Task requirements: Find each line holding "JSON" and copy it out.

Information supplied:

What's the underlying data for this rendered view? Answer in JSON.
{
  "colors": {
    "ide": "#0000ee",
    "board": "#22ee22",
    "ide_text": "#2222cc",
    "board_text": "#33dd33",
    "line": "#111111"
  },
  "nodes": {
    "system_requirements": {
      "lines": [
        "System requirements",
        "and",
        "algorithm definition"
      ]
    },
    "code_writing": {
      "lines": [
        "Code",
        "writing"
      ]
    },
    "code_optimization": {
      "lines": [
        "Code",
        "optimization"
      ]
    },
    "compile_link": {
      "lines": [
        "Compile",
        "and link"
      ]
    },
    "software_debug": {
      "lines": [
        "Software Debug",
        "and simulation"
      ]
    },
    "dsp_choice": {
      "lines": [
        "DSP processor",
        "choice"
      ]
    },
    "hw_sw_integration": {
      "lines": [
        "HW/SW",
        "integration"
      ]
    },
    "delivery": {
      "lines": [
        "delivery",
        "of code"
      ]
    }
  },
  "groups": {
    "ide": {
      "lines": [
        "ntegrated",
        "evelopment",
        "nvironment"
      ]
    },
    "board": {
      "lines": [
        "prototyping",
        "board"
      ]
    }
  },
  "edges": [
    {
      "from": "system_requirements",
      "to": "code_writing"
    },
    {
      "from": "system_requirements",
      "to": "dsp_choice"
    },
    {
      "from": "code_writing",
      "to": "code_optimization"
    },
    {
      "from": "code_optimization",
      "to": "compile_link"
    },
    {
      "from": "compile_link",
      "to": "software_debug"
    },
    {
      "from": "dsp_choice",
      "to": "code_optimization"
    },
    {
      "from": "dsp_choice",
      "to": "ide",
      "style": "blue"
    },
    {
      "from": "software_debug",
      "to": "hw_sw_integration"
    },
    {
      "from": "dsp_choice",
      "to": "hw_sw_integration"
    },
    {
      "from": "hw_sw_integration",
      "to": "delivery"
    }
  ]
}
--
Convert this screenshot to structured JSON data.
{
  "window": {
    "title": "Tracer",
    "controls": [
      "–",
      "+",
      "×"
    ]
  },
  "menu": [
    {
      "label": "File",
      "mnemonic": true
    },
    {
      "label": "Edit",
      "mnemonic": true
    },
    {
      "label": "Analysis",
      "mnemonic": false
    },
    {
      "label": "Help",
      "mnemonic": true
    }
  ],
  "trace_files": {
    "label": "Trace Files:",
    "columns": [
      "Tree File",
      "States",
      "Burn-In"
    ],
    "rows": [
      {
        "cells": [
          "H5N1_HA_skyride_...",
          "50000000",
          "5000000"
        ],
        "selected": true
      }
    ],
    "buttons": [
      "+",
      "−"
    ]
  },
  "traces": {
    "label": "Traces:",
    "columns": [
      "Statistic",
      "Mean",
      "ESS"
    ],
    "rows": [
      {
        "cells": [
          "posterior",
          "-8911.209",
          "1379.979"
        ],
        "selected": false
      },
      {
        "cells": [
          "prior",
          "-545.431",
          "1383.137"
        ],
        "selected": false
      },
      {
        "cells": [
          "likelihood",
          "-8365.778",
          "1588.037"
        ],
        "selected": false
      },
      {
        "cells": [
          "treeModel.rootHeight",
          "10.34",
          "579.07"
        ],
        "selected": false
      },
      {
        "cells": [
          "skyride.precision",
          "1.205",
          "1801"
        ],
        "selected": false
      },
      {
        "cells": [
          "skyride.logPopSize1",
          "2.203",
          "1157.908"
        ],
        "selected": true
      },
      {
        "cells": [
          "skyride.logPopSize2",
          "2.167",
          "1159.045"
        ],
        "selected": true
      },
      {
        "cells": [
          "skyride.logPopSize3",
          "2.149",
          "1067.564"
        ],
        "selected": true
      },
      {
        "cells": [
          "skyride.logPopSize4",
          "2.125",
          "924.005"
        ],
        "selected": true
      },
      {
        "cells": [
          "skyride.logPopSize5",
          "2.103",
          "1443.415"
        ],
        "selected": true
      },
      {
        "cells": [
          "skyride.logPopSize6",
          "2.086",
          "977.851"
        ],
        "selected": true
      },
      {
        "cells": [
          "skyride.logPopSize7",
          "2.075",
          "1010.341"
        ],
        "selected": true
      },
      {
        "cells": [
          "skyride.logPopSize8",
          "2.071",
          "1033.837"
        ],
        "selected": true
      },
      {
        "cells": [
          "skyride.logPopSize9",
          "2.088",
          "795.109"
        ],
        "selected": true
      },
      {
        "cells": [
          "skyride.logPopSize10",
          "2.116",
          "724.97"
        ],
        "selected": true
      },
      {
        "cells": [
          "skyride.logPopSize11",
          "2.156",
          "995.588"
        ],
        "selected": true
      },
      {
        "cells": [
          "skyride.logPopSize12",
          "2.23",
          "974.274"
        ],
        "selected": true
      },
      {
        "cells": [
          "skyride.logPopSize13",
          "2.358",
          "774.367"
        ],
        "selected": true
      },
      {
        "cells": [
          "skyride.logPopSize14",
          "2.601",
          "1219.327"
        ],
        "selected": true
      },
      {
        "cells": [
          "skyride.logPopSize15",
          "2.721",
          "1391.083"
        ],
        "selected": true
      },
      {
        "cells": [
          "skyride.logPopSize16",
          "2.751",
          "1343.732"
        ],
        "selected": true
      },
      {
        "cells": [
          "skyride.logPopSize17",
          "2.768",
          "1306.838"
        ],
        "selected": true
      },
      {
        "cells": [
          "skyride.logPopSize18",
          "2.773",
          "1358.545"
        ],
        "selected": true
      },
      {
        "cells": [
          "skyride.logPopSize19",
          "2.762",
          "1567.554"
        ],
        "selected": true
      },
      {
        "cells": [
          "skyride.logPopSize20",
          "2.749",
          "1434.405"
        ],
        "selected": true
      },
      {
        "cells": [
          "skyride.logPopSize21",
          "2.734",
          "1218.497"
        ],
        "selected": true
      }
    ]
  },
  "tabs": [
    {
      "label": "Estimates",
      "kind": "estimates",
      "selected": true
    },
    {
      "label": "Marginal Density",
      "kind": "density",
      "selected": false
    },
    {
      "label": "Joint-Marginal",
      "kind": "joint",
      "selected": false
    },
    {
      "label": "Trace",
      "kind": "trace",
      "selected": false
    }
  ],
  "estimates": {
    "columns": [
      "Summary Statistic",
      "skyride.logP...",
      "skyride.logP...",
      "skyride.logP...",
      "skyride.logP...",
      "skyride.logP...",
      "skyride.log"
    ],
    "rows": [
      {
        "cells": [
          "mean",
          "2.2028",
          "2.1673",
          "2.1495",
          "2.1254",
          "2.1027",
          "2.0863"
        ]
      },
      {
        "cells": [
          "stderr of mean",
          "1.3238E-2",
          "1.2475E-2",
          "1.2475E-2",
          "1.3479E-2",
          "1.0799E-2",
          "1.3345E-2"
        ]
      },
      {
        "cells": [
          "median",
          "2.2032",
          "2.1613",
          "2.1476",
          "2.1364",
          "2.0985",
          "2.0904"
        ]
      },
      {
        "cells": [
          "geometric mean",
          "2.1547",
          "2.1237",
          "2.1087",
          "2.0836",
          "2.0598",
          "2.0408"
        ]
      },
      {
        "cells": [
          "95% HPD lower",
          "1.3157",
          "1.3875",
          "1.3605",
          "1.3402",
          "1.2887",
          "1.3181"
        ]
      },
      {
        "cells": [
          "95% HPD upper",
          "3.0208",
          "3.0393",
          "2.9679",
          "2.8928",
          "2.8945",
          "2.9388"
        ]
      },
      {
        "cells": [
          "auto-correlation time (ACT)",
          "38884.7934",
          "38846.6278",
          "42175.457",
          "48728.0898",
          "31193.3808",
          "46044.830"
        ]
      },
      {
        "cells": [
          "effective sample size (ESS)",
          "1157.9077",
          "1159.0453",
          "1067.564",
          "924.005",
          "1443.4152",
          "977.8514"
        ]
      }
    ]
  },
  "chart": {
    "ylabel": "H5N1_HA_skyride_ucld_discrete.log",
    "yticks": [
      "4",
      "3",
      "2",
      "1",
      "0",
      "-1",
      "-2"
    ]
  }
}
--
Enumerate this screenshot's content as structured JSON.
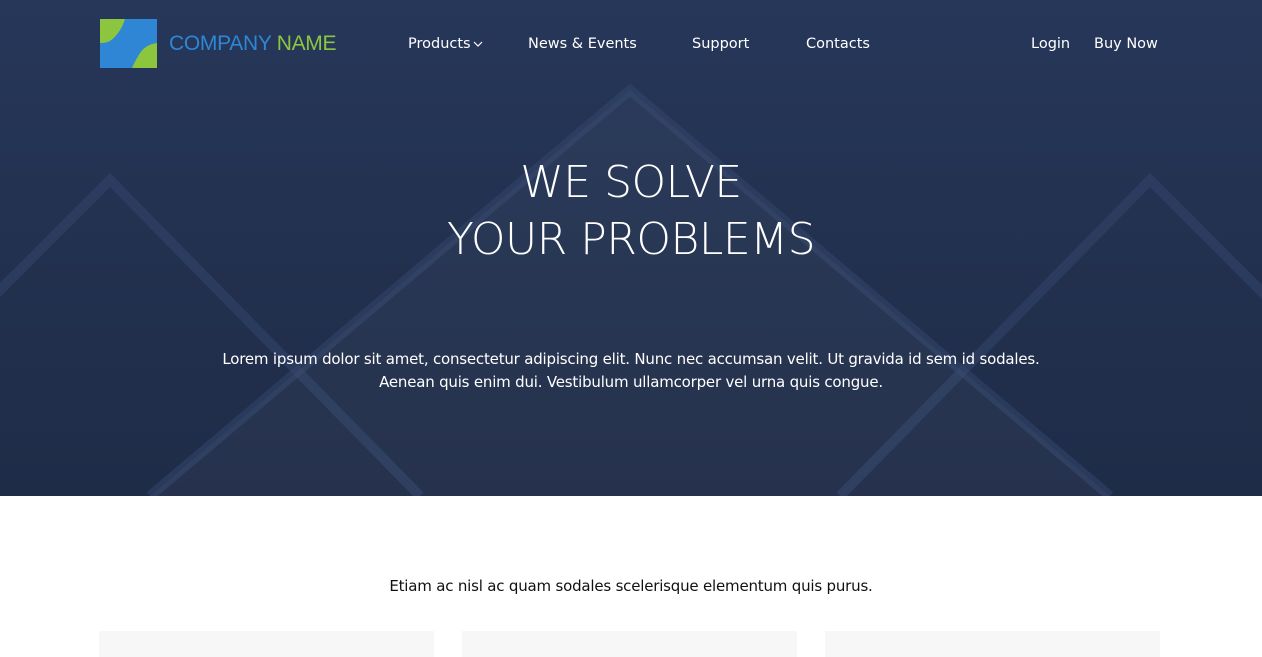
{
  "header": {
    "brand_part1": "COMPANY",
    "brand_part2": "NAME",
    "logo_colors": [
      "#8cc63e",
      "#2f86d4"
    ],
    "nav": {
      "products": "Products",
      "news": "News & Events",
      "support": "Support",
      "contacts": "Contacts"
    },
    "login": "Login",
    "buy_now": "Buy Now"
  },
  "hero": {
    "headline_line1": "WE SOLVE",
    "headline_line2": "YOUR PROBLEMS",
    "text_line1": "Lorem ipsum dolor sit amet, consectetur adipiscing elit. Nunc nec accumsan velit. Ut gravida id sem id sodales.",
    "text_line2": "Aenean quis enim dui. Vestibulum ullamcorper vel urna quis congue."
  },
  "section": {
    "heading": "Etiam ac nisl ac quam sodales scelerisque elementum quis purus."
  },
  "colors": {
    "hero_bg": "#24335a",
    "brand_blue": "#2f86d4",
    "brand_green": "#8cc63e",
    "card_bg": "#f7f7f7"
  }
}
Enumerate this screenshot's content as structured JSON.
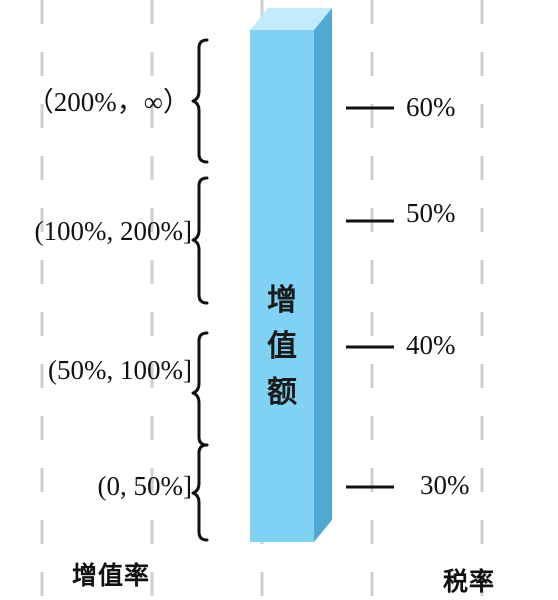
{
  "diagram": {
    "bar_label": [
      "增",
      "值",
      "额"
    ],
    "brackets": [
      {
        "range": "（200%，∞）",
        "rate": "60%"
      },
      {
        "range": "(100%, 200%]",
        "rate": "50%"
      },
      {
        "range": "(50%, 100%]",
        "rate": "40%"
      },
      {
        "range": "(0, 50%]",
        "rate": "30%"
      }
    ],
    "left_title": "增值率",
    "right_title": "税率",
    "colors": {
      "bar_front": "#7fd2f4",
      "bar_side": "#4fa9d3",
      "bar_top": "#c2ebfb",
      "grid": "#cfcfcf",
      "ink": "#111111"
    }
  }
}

Output for this task:
What's the underlying data for this rendered view? Answer in JSON.
Convert this screenshot to structured JSON data.
Enumerate this screenshot's content as structured JSON.
Enumerate this screenshot's content as structured JSON.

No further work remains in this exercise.